* What the task asks
Every line with the string "pressure" should be gathered.
□ □ □ □
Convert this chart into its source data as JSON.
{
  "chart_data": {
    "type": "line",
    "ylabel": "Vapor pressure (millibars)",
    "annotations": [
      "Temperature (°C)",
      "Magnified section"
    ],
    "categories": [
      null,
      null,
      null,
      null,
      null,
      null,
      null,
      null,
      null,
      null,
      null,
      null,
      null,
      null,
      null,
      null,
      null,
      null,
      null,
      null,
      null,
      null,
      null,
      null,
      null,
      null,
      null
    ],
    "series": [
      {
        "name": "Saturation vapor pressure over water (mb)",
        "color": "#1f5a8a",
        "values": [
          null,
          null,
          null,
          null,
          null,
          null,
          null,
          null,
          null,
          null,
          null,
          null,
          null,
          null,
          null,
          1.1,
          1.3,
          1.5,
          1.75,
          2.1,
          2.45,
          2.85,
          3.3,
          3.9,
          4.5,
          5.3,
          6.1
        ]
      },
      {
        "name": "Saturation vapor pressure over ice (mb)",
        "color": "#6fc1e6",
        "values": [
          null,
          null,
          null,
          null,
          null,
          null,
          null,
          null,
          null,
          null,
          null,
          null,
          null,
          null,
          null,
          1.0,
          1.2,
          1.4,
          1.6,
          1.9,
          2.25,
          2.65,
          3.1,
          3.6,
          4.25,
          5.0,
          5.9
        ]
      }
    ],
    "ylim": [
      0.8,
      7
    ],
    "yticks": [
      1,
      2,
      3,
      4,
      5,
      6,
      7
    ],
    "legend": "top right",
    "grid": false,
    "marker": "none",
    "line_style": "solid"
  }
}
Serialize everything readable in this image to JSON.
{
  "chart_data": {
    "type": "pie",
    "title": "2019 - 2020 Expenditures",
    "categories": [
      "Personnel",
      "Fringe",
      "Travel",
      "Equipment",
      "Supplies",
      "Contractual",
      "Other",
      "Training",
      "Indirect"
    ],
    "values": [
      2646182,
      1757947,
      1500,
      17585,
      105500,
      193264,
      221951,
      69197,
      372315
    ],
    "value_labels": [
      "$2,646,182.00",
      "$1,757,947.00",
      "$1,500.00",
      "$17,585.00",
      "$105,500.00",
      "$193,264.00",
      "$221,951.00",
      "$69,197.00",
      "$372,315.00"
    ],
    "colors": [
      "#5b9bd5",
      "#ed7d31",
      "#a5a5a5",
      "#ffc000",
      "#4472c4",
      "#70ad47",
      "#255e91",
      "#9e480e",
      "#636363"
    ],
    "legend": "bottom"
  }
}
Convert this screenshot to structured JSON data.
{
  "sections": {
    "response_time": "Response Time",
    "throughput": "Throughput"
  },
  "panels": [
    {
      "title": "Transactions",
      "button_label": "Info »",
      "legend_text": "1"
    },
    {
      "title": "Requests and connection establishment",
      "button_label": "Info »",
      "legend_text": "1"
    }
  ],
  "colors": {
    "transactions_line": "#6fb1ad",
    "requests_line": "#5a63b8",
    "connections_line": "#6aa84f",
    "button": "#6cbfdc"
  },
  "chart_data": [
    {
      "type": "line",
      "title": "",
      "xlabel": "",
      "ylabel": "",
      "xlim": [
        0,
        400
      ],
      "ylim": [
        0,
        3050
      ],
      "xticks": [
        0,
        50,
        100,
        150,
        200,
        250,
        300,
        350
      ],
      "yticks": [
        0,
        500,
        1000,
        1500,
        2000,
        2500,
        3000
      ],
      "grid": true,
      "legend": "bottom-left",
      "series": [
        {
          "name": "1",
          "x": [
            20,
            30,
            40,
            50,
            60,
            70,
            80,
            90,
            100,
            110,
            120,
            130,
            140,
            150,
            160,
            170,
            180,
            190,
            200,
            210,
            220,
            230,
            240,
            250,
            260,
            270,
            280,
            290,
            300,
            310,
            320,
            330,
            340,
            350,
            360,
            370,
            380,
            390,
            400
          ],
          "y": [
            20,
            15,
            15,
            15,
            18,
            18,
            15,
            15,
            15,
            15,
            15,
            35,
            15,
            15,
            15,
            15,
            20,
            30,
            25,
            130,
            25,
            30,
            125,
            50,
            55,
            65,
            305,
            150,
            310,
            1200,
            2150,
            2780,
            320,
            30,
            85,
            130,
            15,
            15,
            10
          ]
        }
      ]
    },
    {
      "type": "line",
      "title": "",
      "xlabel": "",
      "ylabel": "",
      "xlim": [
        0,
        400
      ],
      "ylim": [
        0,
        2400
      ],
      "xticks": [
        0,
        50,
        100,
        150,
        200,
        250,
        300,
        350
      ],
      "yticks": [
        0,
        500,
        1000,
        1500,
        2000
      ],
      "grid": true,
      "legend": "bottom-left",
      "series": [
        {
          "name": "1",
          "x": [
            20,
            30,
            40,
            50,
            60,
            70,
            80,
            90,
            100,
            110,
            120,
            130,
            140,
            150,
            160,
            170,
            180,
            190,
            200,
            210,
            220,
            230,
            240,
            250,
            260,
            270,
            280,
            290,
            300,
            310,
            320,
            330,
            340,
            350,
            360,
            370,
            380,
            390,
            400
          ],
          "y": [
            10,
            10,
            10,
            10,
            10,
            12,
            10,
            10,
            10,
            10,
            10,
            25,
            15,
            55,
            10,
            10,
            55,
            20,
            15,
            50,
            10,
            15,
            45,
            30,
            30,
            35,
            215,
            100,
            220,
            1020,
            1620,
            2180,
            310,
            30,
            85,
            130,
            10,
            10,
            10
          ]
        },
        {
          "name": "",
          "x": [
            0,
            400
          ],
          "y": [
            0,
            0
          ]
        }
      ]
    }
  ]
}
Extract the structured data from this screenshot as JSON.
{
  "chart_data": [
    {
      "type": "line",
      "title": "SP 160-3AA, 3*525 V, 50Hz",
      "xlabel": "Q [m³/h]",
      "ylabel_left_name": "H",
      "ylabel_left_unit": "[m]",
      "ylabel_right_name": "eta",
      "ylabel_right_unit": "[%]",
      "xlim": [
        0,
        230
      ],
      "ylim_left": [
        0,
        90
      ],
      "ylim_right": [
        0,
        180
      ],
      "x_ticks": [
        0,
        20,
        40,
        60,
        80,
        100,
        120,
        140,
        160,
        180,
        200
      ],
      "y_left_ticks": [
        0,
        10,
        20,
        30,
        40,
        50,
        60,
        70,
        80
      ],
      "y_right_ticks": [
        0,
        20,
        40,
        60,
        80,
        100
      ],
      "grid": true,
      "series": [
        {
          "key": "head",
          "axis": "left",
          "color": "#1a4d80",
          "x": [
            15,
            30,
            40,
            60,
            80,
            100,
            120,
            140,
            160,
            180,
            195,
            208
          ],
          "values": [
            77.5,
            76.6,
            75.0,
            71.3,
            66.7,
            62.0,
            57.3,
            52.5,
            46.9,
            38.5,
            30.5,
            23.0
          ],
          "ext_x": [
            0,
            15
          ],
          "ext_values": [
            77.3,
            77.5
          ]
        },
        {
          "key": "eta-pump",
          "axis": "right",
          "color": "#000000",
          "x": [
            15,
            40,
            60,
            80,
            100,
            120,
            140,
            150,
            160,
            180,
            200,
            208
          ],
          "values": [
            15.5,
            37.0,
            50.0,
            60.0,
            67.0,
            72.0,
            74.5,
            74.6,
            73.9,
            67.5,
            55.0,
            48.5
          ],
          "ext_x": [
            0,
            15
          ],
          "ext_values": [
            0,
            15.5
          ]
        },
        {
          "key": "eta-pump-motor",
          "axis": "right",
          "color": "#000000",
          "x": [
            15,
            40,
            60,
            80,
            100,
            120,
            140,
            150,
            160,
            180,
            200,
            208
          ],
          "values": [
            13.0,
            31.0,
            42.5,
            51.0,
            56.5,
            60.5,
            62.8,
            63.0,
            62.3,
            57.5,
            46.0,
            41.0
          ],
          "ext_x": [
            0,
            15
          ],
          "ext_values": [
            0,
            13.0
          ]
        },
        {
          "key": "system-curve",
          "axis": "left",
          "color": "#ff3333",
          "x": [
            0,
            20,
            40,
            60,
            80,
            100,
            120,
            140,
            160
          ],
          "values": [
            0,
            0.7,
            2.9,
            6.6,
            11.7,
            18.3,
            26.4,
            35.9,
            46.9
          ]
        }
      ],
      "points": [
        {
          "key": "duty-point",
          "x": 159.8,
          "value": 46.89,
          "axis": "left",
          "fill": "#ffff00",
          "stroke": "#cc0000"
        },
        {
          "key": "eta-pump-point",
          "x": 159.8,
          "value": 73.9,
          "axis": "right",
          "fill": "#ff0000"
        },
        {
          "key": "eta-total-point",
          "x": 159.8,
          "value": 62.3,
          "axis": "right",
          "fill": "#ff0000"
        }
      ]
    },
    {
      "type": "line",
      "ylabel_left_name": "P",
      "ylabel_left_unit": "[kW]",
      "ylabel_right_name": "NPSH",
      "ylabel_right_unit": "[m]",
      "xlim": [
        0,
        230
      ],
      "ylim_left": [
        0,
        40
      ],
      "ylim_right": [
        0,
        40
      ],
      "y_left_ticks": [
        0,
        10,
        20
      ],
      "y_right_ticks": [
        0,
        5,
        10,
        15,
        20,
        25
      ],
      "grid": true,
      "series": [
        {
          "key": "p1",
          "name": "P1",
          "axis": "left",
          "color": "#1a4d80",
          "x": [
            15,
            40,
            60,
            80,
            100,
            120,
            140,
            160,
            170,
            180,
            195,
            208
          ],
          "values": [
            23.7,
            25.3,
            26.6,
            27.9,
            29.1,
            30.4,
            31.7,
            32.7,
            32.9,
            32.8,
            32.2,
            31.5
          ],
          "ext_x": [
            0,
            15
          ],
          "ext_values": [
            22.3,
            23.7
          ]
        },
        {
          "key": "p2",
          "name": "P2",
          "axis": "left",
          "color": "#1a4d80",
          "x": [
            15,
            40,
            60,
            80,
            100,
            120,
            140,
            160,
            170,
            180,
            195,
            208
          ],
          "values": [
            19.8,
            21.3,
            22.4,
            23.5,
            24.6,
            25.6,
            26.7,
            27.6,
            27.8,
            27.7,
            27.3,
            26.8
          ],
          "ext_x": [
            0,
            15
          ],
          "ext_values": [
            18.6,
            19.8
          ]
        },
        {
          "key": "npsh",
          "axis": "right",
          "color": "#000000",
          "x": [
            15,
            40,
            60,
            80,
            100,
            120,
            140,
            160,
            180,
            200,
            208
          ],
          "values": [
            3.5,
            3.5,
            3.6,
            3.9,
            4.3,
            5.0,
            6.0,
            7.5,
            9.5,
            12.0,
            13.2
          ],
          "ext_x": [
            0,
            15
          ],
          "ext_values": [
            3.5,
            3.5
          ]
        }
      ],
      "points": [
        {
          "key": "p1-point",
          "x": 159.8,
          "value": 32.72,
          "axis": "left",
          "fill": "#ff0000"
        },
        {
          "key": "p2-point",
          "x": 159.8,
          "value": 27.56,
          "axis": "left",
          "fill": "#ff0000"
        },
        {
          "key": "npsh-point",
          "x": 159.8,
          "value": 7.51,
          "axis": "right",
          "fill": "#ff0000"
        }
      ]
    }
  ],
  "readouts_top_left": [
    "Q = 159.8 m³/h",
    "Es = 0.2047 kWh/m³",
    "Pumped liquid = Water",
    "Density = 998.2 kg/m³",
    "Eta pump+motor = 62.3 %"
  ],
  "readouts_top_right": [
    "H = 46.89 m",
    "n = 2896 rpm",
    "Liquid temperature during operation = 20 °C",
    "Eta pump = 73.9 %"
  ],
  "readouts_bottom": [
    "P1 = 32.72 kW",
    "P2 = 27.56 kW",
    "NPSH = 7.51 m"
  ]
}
□ □ □ □
* Response
    "ylabel": "Vapor pressure (millibars)",
        "name": "Saturation vapor pressure over water (mb)",
        "name": "Saturation vapor pressure over ice (mb)",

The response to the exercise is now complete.